> **Given instruction**
Pictures are not part of the copy; repeat everything else in the records exactly.
╔══
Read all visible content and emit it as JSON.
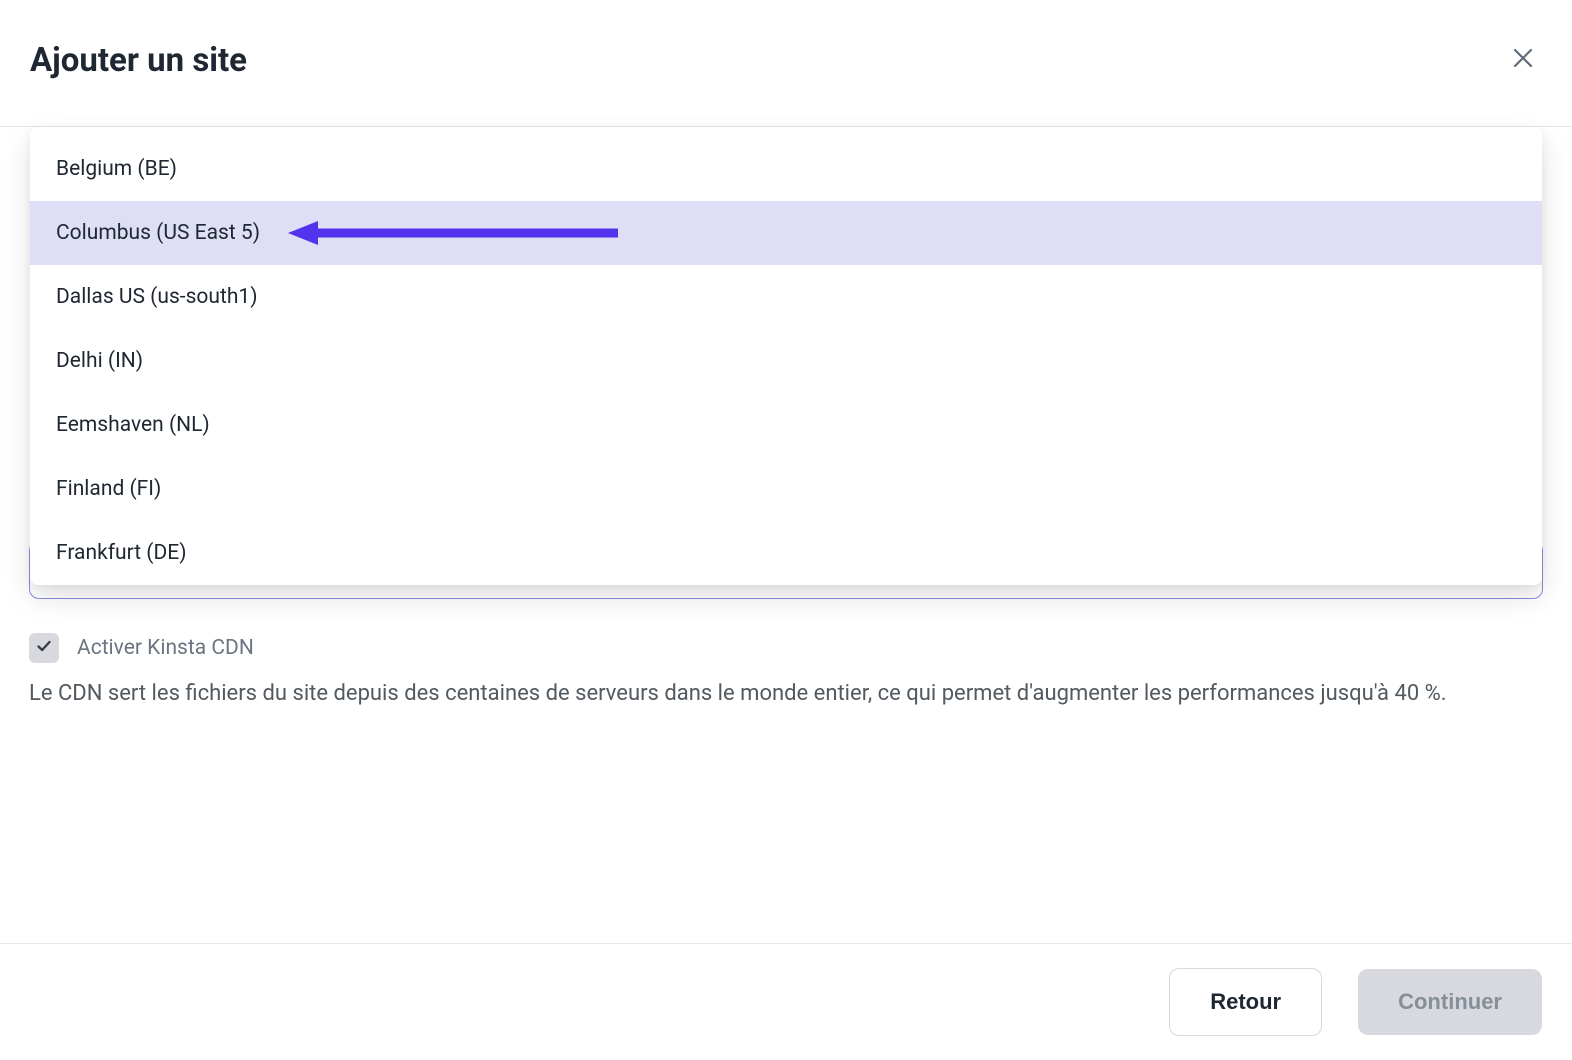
{
  "header": {
    "title": "Ajouter un site"
  },
  "dropdown": {
    "items": [
      {
        "label": "Belgium (BE)",
        "highlighted": false
      },
      {
        "label": "Columbus (US East 5)",
        "highlighted": true
      },
      {
        "label": "Dallas US (us-south1)",
        "highlighted": false
      },
      {
        "label": "Delhi (IN)",
        "highlighted": false
      },
      {
        "label": "Eemshaven (NL)",
        "highlighted": false
      },
      {
        "label": "Finland (FI)",
        "highlighted": false
      },
      {
        "label": "Frankfurt (DE)",
        "highlighted": false
      }
    ]
  },
  "select": {
    "value": ""
  },
  "cdn": {
    "label": "Activer Kinsta CDN",
    "description": "Le CDN sert les fichiers du site depuis des centaines de serveurs dans le monde entier, ce qui permet d'augmenter les performances jusqu'à 40 %.",
    "checked": true
  },
  "footer": {
    "back": "Retour",
    "continue": "Continuer"
  },
  "colors": {
    "accent": "#5333ed",
    "highlight_bg": "#dedef6"
  }
}
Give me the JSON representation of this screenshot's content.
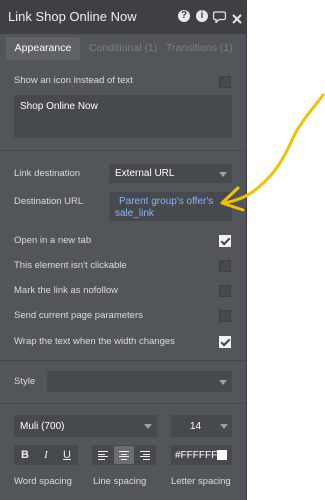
{
  "window": {
    "title": "Link Shop Online Now"
  },
  "title_icons": [
    "help-icon",
    "info-icon",
    "comment-icon",
    "close-icon"
  ],
  "tabs": [
    {
      "label": "Appearance",
      "active": true
    },
    {
      "label": "Conditional (1)",
      "active": false
    },
    {
      "label": "Transitions (1)",
      "active": false
    }
  ],
  "icon_toggle": {
    "label": "Show an icon instead of text",
    "checked": false
  },
  "text_value": "Shop Online Now",
  "link_destination": {
    "label": "Link destination",
    "value": "External URL"
  },
  "destination_url": {
    "label": "Destination URL",
    "line1": "Parent group's offer's",
    "line2": "sale_link"
  },
  "options": [
    {
      "label": "Open in a new tab",
      "checked": true
    },
    {
      "label": "This element isn't clickable",
      "checked": false
    },
    {
      "label": "Mark the link as nofollow",
      "checked": false
    },
    {
      "label": "Send current page parameters",
      "checked": false
    },
    {
      "label": "Wrap the text when the width changes",
      "checked": true
    }
  ],
  "style": {
    "label": "Style",
    "value": ""
  },
  "font": {
    "family": "Muli (700)",
    "size": "14"
  },
  "format_buttons": {
    "bold": "B",
    "italic": "I",
    "underline": "U"
  },
  "color": {
    "value": "#FFFFFF",
    "swatch": "#ffffff"
  },
  "spacing_labels": {
    "word": "Word spacing",
    "line": "Line spacing",
    "letter": "Letter spacing"
  },
  "colors": {
    "panel": "#52555a",
    "titlebar": "#3e4044",
    "field": "#46494d",
    "link": "#8ab4f8",
    "arrow": "#f2c200"
  }
}
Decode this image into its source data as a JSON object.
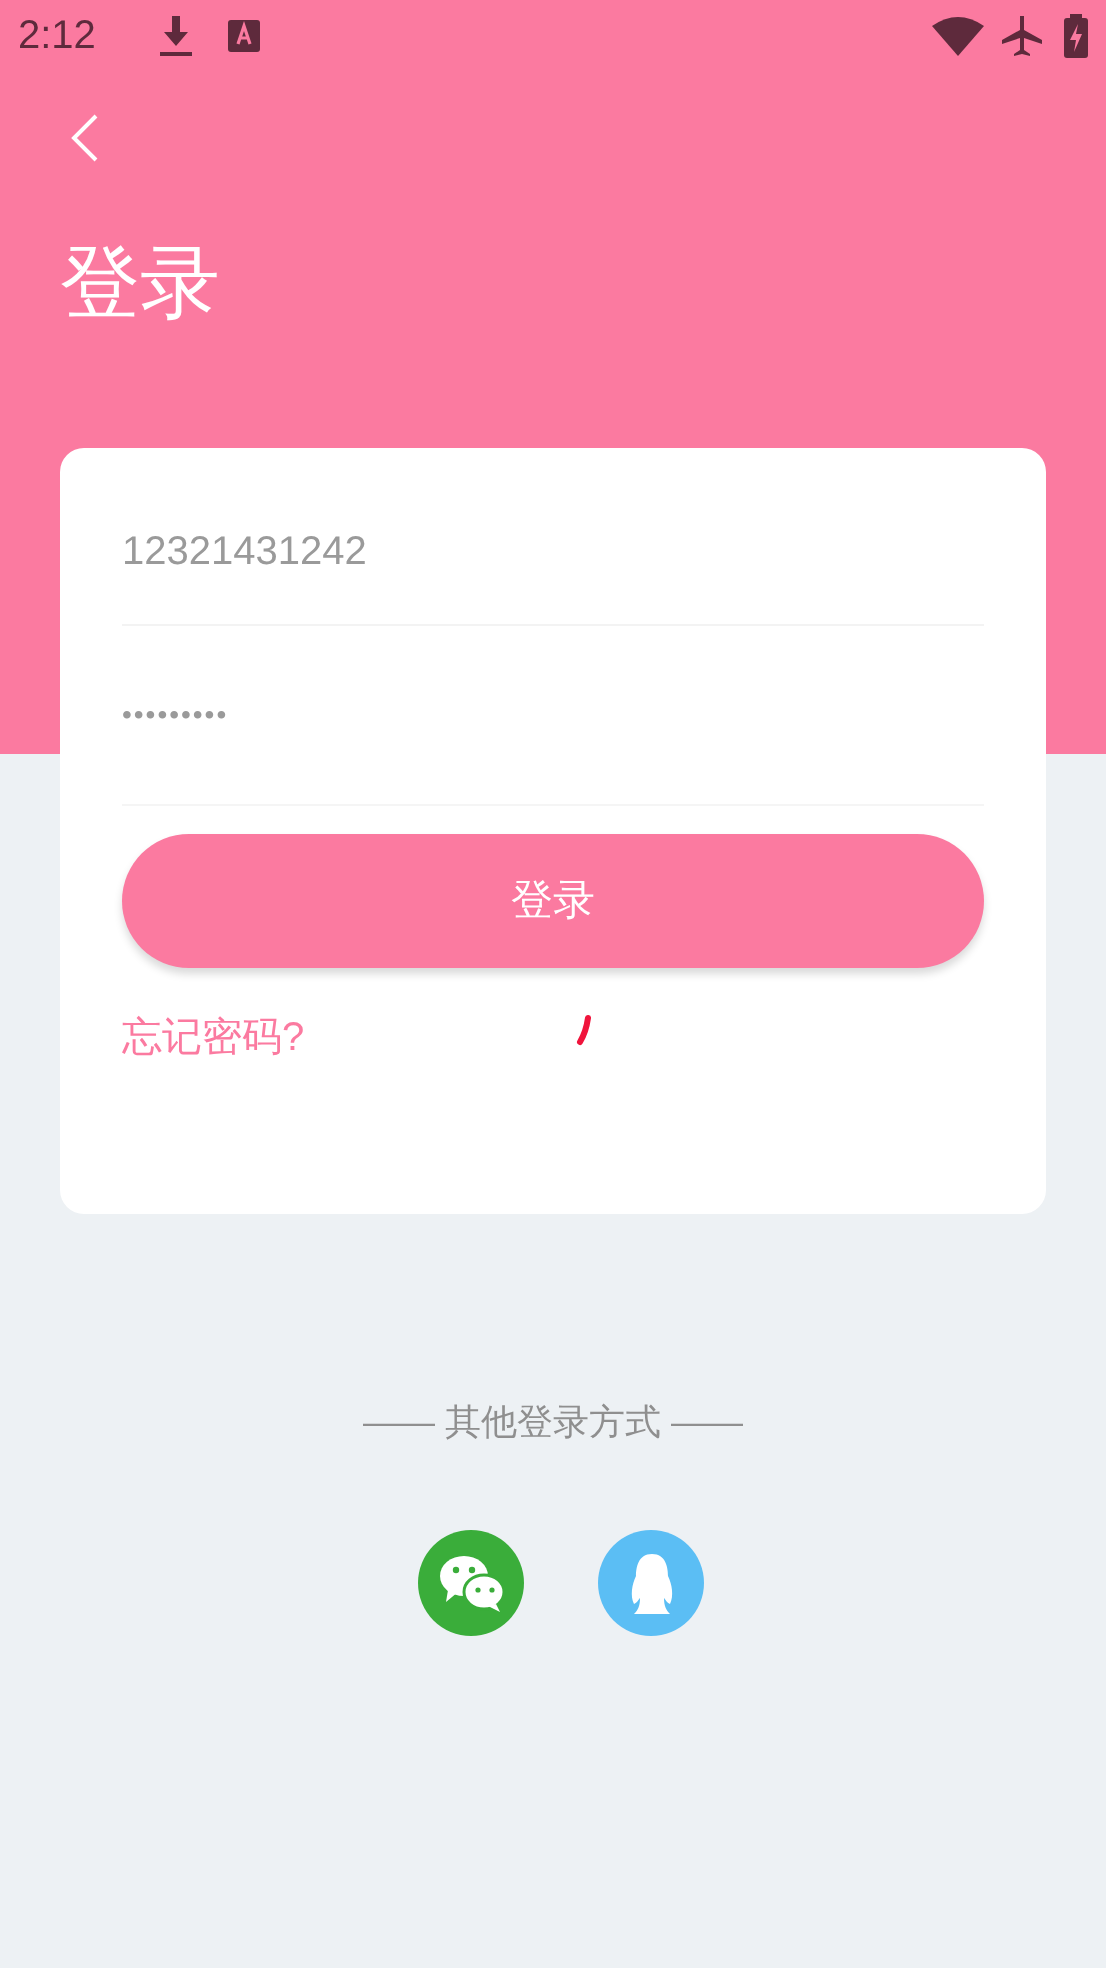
{
  "status_bar": {
    "time": "2:12"
  },
  "header": {
    "title": "登录"
  },
  "form": {
    "phone": "12321431242",
    "password": "•••••••••",
    "login_button": "登录",
    "forgot_link": "忘记密码?",
    "loading": true
  },
  "other_login": {
    "label": "—— 其他登录方式 ——",
    "options": [
      {
        "kind": "wechat",
        "color": "#3aad3a"
      },
      {
        "kind": "qq",
        "color": "#5bbef4"
      }
    ]
  }
}
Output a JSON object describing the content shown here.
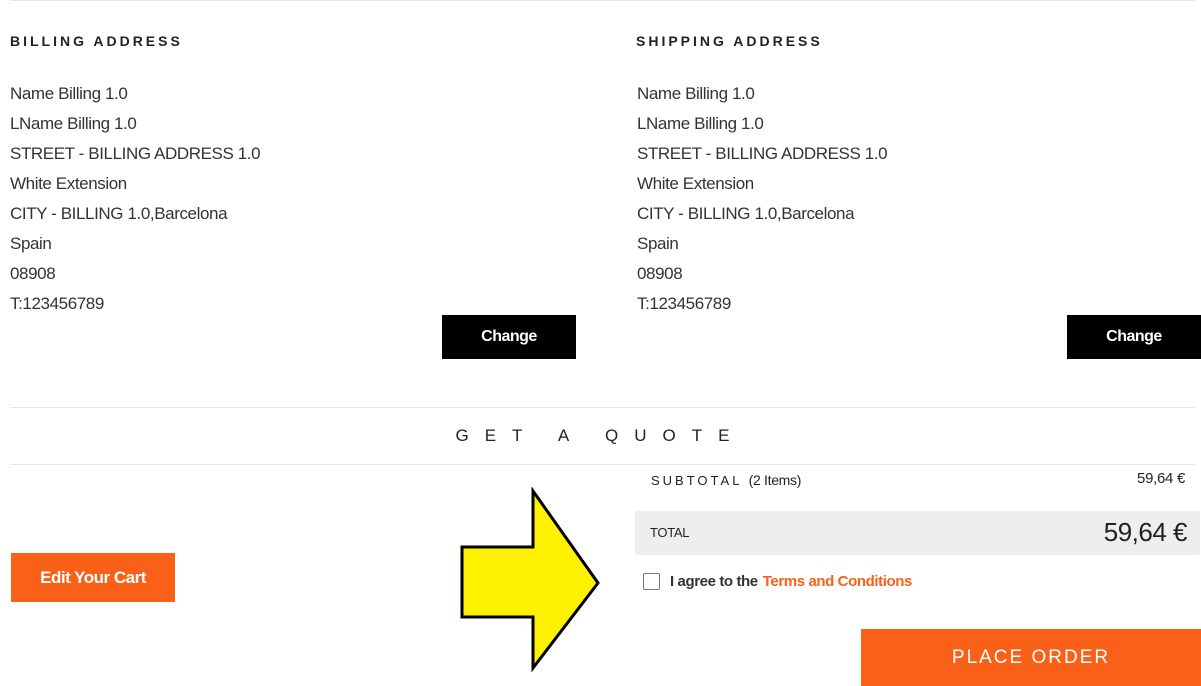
{
  "billing": {
    "heading": "BILLING ADDRESS",
    "lines": [
      "Name Billing 1.0",
      "LName Billing 1.0",
      "STREET - BILLING ADDRESS 1.0",
      "White Extension",
      "CITY - BILLING 1.0,Barcelona",
      "Spain",
      "08908",
      "T:123456789"
    ],
    "change_label": "Change"
  },
  "shipping": {
    "heading": "SHIPPING ADDRESS",
    "lines": [
      "Name Billing 1.0",
      "LName Billing 1.0",
      "STREET - BILLING ADDRESS 1.0",
      "White Extension",
      "CITY - BILLING 1.0,Barcelona",
      "Spain",
      "08908",
      "T:123456789"
    ],
    "change_label": "Change"
  },
  "quote": {
    "title": "GET A QUOTE"
  },
  "cart": {
    "edit_label": "Edit Your Cart"
  },
  "summary": {
    "subtotal_label": "SUBTOTAL",
    "subtotal_items": "(2 Items)",
    "subtotal_value": "59,64 €",
    "total_label": "TOTAL",
    "total_value": "59,64 €"
  },
  "agreement": {
    "text": "I agree to the",
    "link": "Terms and Conditions"
  },
  "order": {
    "place_label": "PLACE ORDER"
  },
  "colors": {
    "accent": "#fb6018",
    "arrow_fill": "#fff200",
    "button_dark": "#000000"
  },
  "icons": {
    "arrow": "arrow-right-icon"
  }
}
╚══
> **Written reply**
Read all visible content and emit it as JSON.
{
  "header": {
    "title": "Ajouter un site"
  },
  "dropdown": {
    "items": [
      {
        "label": "Belgium (BE)",
        "highlighted": false
      },
      {
        "label": "Columbus (US East 5)",
        "highlighted": true
      },
      {
        "label": "Dallas US (us-south1)",
        "highlighted": false
      },
      {
        "label": "Delhi (IN)",
        "highlighted": false
      },
      {
        "label": "Eemshaven (NL)",
        "highlighted": false
      },
      {
        "label": "Finland (FI)",
        "highlighted": false
      },
      {
        "label": "Frankfurt (DE)",
        "highlighted": false
      }
    ]
  },
  "select": {
    "value": ""
  },
  "cdn": {
    "label": "Activer Kinsta CDN",
    "description": "Le CDN sert les fichiers du site depuis des centaines de serveurs dans le monde entier, ce qui permet d'augmenter les performances jusqu'à 40 %.",
    "checked": true
  },
  "footer": {
    "back": "Retour",
    "continue": "Continuer"
  },
  "colors": {
    "accent": "#5333ed",
    "highlight_bg": "#dedef6"
  }
}
Give me the JSON representation of this screenshot's content.
{
  "window": {
    "title": "Link Shop Online Now"
  },
  "title_icons": [
    "help-icon",
    "info-icon",
    "comment-icon",
    "close-icon"
  ],
  "tabs": [
    {
      "label": "Appearance",
      "active": true
    },
    {
      "label": "Conditional (1)",
      "active": false
    },
    {
      "label": "Transitions (1)",
      "active": false
    }
  ],
  "icon_toggle": {
    "label": "Show an icon instead of text",
    "checked": false
  },
  "text_value": "Shop Online Now",
  "link_destination": {
    "label": "Link destination",
    "value": "External URL"
  },
  "destination_url": {
    "label": "Destination URL",
    "line1": "Parent group's offer's",
    "line2": "sale_link"
  },
  "options": [
    {
      "label": "Open in a new tab",
      "checked": true
    },
    {
      "label": "This element isn't clickable",
      "checked": false
    },
    {
      "label": "Mark the link as nofollow",
      "checked": false
    },
    {
      "label": "Send current page parameters",
      "checked": false
    },
    {
      "label": "Wrap the text when the width changes",
      "checked": true
    }
  ],
  "style": {
    "label": "Style",
    "value": ""
  },
  "font": {
    "family": "Muli (700)",
    "size": "14"
  },
  "format_buttons": {
    "bold": "B",
    "italic": "I",
    "underline": "U"
  },
  "color": {
    "value": "#FFFFFF",
    "swatch": "#ffffff"
  },
  "spacing_labels": {
    "word": "Word spacing",
    "line": "Line spacing",
    "letter": "Letter spacing"
  },
  "colors": {
    "panel": "#52555a",
    "titlebar": "#3e4044",
    "field": "#46494d",
    "link": "#8ab4f8",
    "arrow": "#f2c200"
  }
}
Decode this image into its source data as a JSON object.
{
  "status_bar": {
    "time": "2:12"
  },
  "header": {
    "title": "登录"
  },
  "form": {
    "phone": "12321431242",
    "password": "•••••••••",
    "login_button": "登录",
    "forgot_link": "忘记密码?",
    "loading": true
  },
  "other_login": {
    "label": "—— 其他登录方式 ——",
    "options": [
      {
        "kind": "wechat",
        "color": "#3aad3a"
      },
      {
        "kind": "qq",
        "color": "#5bbef4"
      }
    ]
  }
}
Output a JSON object describing the content shown here.
{
  "billing": {
    "heading": "BILLING ADDRESS",
    "lines": [
      "Name Billing 1.0",
      "LName Billing 1.0",
      "STREET - BILLING ADDRESS 1.0",
      "White Extension",
      "CITY - BILLING 1.0,Barcelona",
      "Spain",
      "08908",
      "T:123456789"
    ],
    "change_label": "Change"
  },
  "shipping": {
    "heading": "SHIPPING ADDRESS",
    "lines": [
      "Name Billing 1.0",
      "LName Billing 1.0",
      "STREET - BILLING ADDRESS 1.0",
      "White Extension",
      "CITY - BILLING 1.0,Barcelona",
      "Spain",
      "08908",
      "T:123456789"
    ],
    "change_label": "Change"
  },
  "quote": {
    "title": "GET A QUOTE"
  },
  "cart": {
    "edit_label": "Edit Your Cart"
  },
  "summary": {
    "subtotal_label": "SUBTOTAL",
    "subtotal_items": "(2 Items)",
    "subtotal_value": "59,64 €",
    "total_label": "TOTAL",
    "total_value": "59,64 €"
  },
  "agreement": {
    "text": "I agree to the",
    "link": "Terms and Conditions"
  },
  "order": {
    "place_label": "PLACE ORDER"
  },
  "colors": {
    "accent": "#fb6018",
    "arrow_fill": "#fff200",
    "button_dark": "#000000"
  },
  "icons": {
    "arrow": "arrow-right-icon"
  }
}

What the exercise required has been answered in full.